What is required: Exactly as they appear, output all of the entries.

Information supplied:
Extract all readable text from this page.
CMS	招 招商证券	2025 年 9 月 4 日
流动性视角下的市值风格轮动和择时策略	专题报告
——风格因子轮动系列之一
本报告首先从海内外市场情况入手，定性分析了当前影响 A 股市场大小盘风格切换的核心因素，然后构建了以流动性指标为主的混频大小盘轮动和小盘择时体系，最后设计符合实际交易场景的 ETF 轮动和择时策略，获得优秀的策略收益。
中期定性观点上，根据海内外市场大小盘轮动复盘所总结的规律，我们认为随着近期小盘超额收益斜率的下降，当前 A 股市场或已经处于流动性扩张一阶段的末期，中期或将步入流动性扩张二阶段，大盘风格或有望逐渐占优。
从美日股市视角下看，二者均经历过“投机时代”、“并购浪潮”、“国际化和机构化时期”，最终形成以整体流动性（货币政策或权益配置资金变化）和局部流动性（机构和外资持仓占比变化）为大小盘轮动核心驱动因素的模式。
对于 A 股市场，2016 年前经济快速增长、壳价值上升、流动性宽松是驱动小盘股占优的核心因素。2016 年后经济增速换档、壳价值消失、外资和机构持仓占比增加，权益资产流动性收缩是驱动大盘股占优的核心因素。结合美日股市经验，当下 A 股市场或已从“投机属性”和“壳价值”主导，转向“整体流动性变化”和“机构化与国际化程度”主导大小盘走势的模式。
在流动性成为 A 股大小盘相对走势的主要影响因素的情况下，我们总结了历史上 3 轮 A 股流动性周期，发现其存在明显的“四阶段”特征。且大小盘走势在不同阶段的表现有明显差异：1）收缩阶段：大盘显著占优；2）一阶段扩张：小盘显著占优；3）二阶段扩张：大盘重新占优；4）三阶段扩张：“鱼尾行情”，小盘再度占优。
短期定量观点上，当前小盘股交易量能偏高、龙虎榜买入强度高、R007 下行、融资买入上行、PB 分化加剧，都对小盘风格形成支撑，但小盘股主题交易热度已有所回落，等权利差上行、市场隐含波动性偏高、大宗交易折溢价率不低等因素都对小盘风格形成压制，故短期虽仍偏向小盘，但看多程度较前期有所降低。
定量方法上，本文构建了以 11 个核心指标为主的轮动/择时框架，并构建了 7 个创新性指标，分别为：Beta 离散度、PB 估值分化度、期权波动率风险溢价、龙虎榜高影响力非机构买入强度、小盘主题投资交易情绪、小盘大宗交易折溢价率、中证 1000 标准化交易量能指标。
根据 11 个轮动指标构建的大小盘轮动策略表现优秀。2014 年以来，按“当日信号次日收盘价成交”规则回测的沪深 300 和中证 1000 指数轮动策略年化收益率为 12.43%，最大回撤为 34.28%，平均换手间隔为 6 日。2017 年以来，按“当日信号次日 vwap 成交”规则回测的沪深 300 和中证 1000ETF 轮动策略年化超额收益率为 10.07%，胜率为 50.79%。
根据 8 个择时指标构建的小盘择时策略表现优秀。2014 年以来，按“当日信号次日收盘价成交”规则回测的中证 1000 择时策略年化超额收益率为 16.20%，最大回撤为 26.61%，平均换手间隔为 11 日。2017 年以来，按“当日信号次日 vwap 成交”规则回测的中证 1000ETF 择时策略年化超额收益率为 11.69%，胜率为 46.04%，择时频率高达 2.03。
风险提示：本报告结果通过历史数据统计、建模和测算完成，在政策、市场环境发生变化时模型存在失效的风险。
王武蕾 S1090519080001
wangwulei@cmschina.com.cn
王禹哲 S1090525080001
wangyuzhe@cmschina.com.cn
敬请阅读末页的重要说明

Exercise response:
Extract all readable text from this page.
CMS	招 招商证券	2025 年 9 月 4 日
流动性视角下的市值风格轮动和择时策略	专题报告
——风格因子轮动系列之一
本报告首先从海内外市场情况入手，定性分析了当前影响 A 股市场大小盘风格切换的核心因素，然后构建了以流动性指标为主的混频大小盘轮动和小盘择时体系，最后设计符合实际交易场景的 ETF 轮动和择时策略，获得优秀的策略收益。
中期定性观点上，根据海内外市场大小盘轮动复盘所总结的规律，我们认为随着近期小盘超额收益斜率的下降，当前 A 股市场或已经处于流动性扩张一阶段的末期，中期或将步入流动性扩张二阶段，大盘风格或有望逐渐占优。
从美日股市视角下看，二者均经历过“投机时代”、“并购浪潮”、“国际化和机构化时期”，最终形成以整体流动性（货币政策或权益配置资金变化）和局部流动性（机构和外资持仓占比变化）为大小盘轮动核心驱动因素的模式。
对于 A 股市场，2016 年前经济快速增长、壳价值上升、流动性宽松是驱动小盘股占优的核心因素。2016 年后经济增速换档、壳价值消失、外资和机构持仓占比增加，权益资产流动性收缩是驱动大盘股占优的核心因素。结合美日股市经验，当下 A 股市场或已从“投机属性”和“壳价值”主导，转向“整体流动性变化”和“机构化与国际化程度”主导大小盘走势的模式。
在流动性成为 A 股大小盘相对走势的主要影响因素的情况下，我们总结了历史上 3 轮 A 股流动性周期，发现其存在明显的“四阶段”特征。且大小盘走势在不同阶段的表现有明显差异：1）收缩阶段：大盘显著占优；2）一阶段扩张：小盘显著占优；3）二阶段扩张：大盘重新占优；4）三阶段扩张：“鱼尾行情”，小盘再度占优。
短期定量观点上，当前小盘股交易量能偏高、龙虎榜买入强度高、R007 下行、融资买入上行、PB 分化加剧，都对小盘风格形成支撑，但小盘股主题交易热度已有所回落，等权利差上行、市场隐含波动性偏高、大宗交易折溢价率不低等因素都对小盘风格形成压制，故短期虽仍偏向小盘，但看多程度较前期有所降低。
定量方法上，本文构建了以 11 个核心指标为主的轮动/择时框架，并构建了 7 个创新性指标，分别为：Beta 离散度、PB 估值分化度、期权波动率风险溢价、龙虎榜高影响力非机构买入强度、小盘主题投资交易情绪、小盘大宗交易折溢价率、中证 1000 标准化交易量能指标。
根据 11 个轮动指标构建的大小盘轮动策略表现优秀。2014 年以来，按“当日信号次日收盘价成交”规则回测的沪深 300 和中证 1000 指数轮动策略年化收益率为 12.43%，最大回撤为 34.28%，平均换手间隔为 6 日。2017 年以来，按“当日信号次日 vwap 成交”规则回测的沪深 300 和中证 1000ETF 轮动策略年化超额收益率为 10.07%，胜率为 50.79%。
根据 8 个择时指标构建的小盘择时策略表现优秀。2014 年以来，按“当日信号次日收盘价成交”规则回测的中证 1000 择时策略年化超额收益率为 16.20%，最大回撤为 26.61%，平均换手间隔为 11 日。2017 年以来，按“当日信号次日 vwap 成交”规则回测的中证 1000ETF 择时策略年化超额收益率为 11.69%，胜率为 46.04%，择时频率高达 2.03。
风险提示：本报告结果通过历史数据统计、建模和测算完成，在政策、市场环境发生变化时模型存在失效的风险。
王武蕾 S1090519080001
wangwulei@cmschina.com.cn
王禹哲 S1090525080001
wangyuzhe@cmschina.com.cn
敬请阅读末页的重要说明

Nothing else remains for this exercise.